Taraxias (born Georgios Gkogkas-Γεωργιος Γκογκας)is a Greek hip-hop artist.

New Clear Sonics 
Taraxias' first group was the New Clear Sonics.  After the group broke up around 1997, Taraxias recruited Isvoleas Gelos and DJ Jimmy Dee to form A.G.

Mainstream Exposure Agnostoi Gnostoi 
The group was later renamed Alpha Gamma from the Greek origins of the word "alpha"-A- and gamma-Γ-).  The group had a hardcore style of rapping.  Alpha Gamma released Neoellina Akou EP in 2000. Alpha Gamma released Agnostophobia the next year.  The video for Arketa Gia Na Mathenis was banned from television.  Because of this, their label backed out from all promotion plans.  Taraxias joined the Hellenic Air Force in 2002 for his mandatory service. This led to the group breaking up.

Spatial annotation records:
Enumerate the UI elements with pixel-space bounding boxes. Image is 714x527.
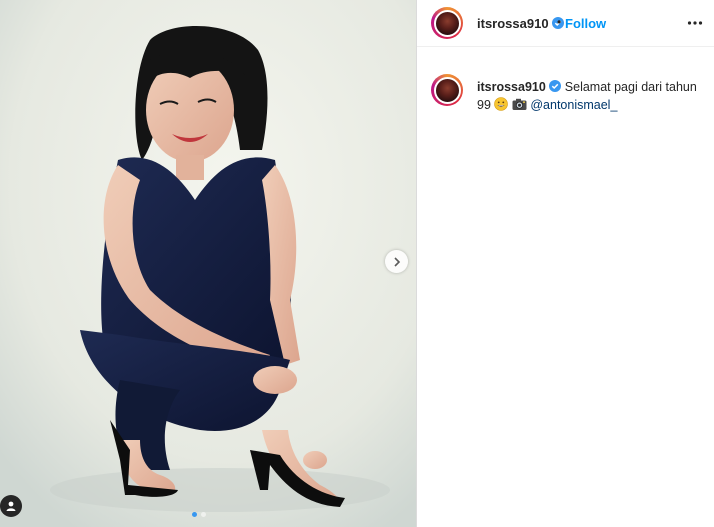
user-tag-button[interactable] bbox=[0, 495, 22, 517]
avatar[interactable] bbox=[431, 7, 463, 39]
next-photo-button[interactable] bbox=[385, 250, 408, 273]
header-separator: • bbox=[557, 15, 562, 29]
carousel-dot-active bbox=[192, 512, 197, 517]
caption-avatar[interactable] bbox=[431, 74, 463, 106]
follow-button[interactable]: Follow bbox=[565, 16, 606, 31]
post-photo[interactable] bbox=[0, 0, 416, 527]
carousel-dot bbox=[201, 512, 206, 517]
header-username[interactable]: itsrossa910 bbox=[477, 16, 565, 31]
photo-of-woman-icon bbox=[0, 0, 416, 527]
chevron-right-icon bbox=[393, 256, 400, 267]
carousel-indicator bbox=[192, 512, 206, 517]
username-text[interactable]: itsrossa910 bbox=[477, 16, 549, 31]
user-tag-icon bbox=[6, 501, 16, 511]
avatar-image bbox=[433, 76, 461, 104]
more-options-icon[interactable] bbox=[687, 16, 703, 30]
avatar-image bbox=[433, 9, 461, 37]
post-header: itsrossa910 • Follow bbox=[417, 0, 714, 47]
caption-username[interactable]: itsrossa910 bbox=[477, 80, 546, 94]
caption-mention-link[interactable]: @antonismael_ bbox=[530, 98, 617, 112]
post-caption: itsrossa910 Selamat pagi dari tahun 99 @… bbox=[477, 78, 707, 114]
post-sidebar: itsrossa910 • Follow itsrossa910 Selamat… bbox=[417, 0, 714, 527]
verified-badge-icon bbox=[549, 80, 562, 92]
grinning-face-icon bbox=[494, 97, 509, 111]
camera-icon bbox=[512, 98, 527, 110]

What is asked:
1. Copy the passage of the Taraxias article starting with "Taraxias (born Georgios" and going on through "group breaking up.", swapping "Alpha Gamma" for "A.G.".
2. According to the Taraxias article, which video was banned from television?

Solutions to the problems:
1.
Taraxias (born Georgios Gkogkas-Γεωργιος Γκογκας)is a Greek hip-hop artist.

New Clear Sonics 
Taraxias' first group was the New Clear Sonics.  After the group broke up around 1997, Taraxias recruited Isvoleas Gelos and DJ Jimmy Dee to form A.G.

Mainstream Exposure Agnostoi Gnostoi 
The group was later renamed A.G. from the Greek origins of the word "alpha"-A- and gamma-Γ-).  The group had a hardcore style of rapping.  A.G. released Neoellina Akou EP in 2000. A.G. released Agnostophobia the next year.  The video for Arketa Gia Na Mathenis was banned from television.  Because of this, their label backed out from all promotion plans.  Taraxias joined the Hellenic Air Force in 2002 for his mandatory service. This led to the group breaking up.

2. The video for Arketa Gia Na Mathenis.